● **TASK DESCRIPTION**
Please list all lines of the material below in which the string "Asset" occurs.

(Records contained in a dataset)
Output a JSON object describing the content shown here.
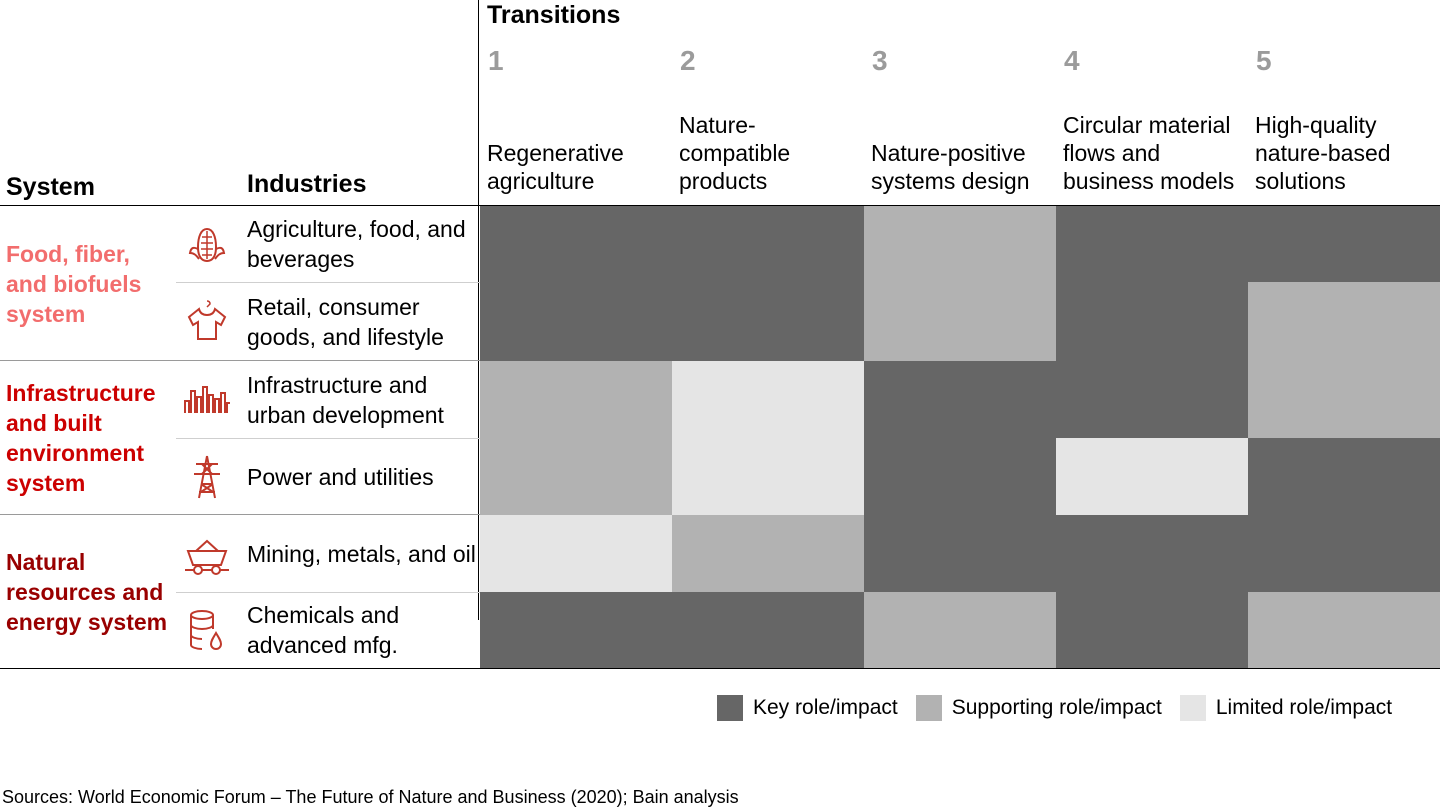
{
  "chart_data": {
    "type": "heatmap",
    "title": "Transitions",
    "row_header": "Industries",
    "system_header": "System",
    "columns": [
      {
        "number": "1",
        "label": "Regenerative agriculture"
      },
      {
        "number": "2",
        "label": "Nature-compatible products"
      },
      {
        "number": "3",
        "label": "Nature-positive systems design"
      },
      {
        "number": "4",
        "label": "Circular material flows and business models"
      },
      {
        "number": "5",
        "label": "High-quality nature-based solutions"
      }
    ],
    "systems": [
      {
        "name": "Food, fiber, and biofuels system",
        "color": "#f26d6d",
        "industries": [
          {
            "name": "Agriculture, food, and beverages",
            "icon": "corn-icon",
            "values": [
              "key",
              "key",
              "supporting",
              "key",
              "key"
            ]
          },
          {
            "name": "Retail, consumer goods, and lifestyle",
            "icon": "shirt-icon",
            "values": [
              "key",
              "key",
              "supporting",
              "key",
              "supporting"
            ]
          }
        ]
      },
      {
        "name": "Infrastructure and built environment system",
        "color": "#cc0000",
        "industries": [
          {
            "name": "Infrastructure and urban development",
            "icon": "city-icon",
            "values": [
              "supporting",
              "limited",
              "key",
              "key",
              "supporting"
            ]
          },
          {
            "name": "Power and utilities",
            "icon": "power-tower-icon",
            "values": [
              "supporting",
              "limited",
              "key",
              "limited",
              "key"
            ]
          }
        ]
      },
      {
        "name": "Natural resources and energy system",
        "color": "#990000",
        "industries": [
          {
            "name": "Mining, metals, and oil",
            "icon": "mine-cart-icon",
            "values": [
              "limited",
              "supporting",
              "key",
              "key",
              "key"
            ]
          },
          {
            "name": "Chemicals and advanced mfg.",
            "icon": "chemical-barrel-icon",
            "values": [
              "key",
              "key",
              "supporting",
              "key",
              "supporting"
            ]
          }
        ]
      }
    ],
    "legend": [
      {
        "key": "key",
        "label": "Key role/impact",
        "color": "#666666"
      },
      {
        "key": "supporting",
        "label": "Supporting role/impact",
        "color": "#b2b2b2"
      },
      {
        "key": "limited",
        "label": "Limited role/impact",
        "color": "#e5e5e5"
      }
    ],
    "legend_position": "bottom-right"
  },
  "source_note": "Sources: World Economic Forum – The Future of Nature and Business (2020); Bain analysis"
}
...
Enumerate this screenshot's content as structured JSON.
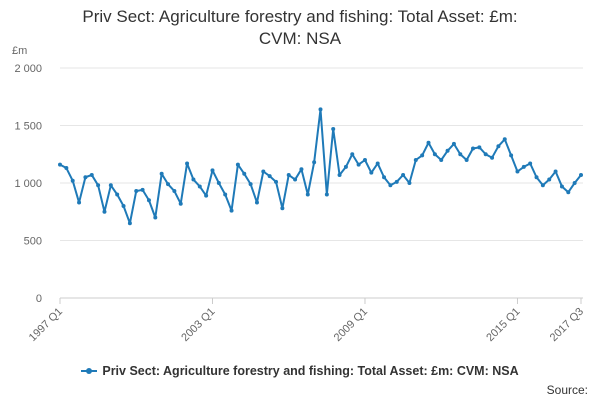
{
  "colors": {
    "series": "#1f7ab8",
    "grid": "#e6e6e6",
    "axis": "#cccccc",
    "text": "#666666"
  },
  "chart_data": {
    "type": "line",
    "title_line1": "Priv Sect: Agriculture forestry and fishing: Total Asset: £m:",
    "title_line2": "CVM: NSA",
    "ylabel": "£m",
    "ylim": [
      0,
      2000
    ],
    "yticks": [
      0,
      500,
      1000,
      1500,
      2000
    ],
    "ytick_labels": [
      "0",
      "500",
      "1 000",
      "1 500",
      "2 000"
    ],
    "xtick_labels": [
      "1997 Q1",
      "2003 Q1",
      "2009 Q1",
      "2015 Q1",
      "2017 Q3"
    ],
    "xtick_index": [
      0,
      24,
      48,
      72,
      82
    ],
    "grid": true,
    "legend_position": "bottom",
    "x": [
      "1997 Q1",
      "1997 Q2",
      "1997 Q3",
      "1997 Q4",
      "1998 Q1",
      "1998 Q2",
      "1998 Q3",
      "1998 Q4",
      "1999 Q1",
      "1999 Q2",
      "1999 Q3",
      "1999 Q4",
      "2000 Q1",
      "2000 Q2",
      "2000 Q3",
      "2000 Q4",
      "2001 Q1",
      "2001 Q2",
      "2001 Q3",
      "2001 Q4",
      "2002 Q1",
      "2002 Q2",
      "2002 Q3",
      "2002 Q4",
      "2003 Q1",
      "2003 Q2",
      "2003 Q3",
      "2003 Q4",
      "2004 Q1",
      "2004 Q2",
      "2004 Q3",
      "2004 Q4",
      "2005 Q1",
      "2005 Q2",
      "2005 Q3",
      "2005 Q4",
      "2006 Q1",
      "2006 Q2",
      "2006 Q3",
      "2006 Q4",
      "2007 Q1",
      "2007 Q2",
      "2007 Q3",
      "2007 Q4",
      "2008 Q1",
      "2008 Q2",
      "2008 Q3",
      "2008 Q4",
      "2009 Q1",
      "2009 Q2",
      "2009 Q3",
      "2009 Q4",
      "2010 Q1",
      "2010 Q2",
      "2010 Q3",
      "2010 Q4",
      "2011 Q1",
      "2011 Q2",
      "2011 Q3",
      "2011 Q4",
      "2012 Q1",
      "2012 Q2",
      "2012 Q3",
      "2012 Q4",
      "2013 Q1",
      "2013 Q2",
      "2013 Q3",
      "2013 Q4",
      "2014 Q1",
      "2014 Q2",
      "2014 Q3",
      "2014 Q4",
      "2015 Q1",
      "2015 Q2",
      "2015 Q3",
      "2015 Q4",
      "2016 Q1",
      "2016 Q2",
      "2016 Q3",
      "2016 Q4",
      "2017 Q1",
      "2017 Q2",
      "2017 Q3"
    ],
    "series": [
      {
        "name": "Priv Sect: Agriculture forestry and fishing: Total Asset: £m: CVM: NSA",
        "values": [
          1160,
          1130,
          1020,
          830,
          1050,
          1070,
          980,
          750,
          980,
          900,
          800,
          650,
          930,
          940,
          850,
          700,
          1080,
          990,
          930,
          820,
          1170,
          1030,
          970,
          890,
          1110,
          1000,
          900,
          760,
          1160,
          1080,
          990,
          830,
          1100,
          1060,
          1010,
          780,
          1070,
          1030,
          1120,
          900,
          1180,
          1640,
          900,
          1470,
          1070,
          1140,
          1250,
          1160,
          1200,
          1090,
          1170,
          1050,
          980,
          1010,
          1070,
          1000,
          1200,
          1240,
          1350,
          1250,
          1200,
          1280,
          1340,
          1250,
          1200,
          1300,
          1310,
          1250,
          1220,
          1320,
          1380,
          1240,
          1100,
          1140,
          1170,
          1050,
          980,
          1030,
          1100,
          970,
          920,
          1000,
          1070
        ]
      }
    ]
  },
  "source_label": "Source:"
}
==
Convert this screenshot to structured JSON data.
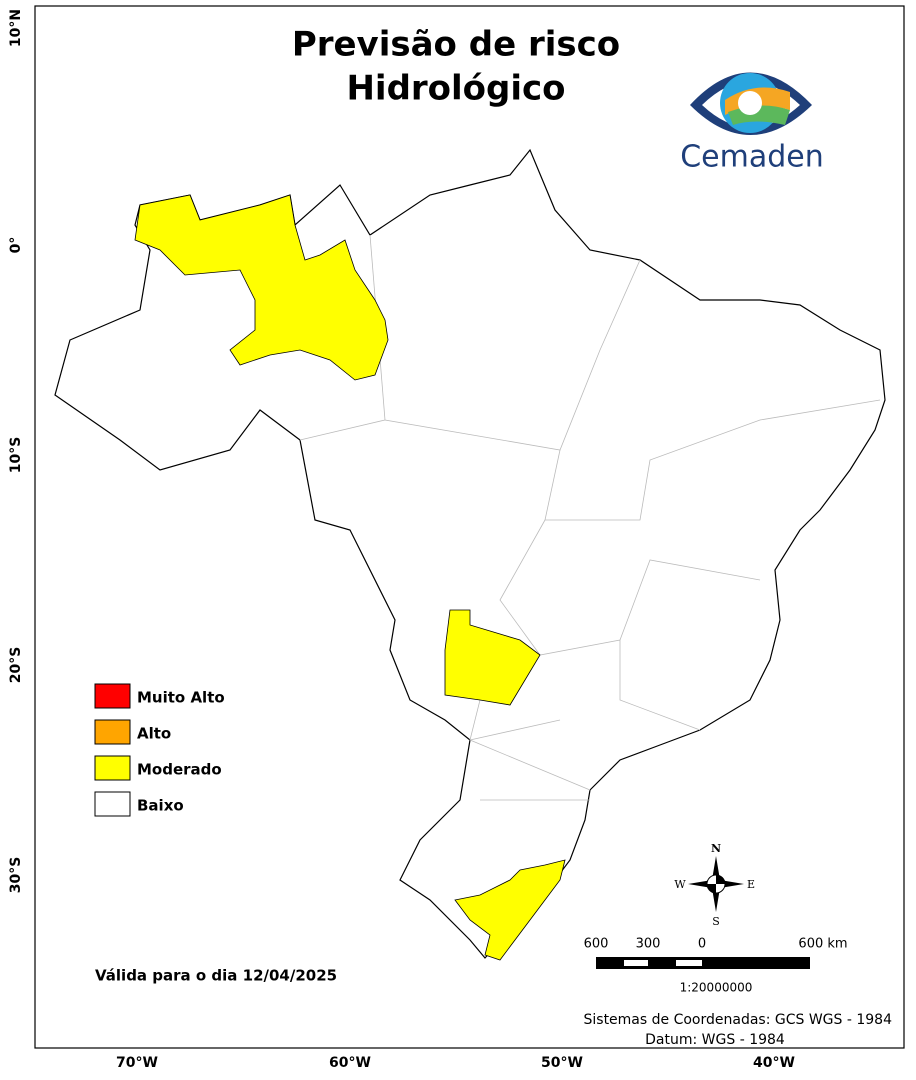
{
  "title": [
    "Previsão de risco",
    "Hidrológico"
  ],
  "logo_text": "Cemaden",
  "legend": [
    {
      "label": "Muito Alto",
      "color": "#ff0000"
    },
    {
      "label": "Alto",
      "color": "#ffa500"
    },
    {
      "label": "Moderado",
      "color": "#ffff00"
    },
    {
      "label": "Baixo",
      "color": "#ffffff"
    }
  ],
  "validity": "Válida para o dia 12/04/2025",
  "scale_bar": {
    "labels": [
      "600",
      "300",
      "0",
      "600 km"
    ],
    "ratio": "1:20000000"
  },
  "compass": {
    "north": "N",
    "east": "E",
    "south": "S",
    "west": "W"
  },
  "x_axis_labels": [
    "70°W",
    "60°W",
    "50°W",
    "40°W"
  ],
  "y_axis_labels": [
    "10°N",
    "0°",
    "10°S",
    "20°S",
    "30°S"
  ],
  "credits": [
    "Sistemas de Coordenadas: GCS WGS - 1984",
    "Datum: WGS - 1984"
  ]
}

● **THE COMPLETED TASK**
    "title_line1": "Priv Sect: Agriculture forestry and fishing: Total Asset: £m:",
        "name": "Priv Sect: Agriculture forestry and fishing: Total Asset: £m: CVM: NSA",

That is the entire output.